:: TASK INSTRUCTIONS ::
Copy out each line in the material below that has the word "title".

[Extracted records]
►

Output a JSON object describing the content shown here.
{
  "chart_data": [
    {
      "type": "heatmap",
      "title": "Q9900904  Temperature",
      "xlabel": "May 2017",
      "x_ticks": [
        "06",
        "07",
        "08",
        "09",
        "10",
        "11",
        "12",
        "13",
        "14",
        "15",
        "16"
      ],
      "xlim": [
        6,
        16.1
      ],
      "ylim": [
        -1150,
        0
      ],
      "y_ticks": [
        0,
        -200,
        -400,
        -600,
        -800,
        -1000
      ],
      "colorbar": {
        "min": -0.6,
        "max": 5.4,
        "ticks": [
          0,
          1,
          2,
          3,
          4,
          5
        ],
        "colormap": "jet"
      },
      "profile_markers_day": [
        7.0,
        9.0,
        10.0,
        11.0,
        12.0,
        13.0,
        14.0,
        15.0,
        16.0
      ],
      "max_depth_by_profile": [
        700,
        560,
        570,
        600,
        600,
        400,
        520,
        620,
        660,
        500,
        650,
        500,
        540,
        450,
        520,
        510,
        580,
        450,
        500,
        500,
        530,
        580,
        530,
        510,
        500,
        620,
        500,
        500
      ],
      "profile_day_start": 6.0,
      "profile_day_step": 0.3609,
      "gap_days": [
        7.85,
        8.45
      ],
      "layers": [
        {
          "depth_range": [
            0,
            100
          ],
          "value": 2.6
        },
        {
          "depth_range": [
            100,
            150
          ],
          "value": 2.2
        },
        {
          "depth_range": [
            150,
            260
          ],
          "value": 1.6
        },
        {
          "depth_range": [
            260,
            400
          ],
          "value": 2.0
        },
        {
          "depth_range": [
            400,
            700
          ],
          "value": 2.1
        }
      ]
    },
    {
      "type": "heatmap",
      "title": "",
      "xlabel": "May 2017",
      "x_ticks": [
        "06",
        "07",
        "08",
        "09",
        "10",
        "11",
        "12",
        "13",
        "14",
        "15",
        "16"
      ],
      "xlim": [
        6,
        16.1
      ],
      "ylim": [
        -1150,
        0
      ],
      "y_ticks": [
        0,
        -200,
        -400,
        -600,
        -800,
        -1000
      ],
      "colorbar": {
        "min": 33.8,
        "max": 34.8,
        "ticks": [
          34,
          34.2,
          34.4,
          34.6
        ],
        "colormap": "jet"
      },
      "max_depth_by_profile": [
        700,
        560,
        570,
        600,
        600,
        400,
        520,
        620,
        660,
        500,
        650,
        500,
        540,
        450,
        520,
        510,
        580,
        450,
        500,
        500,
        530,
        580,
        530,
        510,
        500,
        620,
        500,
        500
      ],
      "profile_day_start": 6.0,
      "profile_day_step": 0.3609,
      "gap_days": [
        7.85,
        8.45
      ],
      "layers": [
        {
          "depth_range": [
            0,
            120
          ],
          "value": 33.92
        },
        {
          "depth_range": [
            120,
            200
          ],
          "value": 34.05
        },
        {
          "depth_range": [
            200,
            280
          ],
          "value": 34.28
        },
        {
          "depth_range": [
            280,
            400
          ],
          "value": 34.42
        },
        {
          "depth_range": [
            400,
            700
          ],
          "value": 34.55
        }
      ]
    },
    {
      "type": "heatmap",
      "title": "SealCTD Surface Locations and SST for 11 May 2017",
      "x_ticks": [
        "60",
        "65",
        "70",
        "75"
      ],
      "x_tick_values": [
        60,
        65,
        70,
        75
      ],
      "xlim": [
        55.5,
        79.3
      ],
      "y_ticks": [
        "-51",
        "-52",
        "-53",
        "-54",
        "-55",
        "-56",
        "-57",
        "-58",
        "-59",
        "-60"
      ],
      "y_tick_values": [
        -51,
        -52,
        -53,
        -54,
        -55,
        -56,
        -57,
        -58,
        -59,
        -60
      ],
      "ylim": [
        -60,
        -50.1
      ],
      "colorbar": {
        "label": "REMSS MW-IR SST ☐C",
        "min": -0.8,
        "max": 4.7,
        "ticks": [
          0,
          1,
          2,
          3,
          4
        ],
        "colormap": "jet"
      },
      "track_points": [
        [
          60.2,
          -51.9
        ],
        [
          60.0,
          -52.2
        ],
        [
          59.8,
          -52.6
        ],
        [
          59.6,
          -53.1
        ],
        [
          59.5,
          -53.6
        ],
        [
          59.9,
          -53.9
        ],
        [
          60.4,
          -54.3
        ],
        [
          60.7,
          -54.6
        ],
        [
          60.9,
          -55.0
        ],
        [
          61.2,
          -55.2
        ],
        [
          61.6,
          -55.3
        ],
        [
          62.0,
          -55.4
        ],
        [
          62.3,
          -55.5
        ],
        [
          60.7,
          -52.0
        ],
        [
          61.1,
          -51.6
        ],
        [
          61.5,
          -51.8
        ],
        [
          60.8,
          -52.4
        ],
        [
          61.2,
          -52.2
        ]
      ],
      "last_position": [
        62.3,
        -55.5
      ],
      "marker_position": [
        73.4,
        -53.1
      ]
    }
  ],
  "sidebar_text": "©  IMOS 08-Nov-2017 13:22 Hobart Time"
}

◄

:: TASK ANSWER ::
      "title": "Q9900904  Temperature",
      "title": "",
      "title": "SealCTD Surface Locations and SST for 11 May 2017",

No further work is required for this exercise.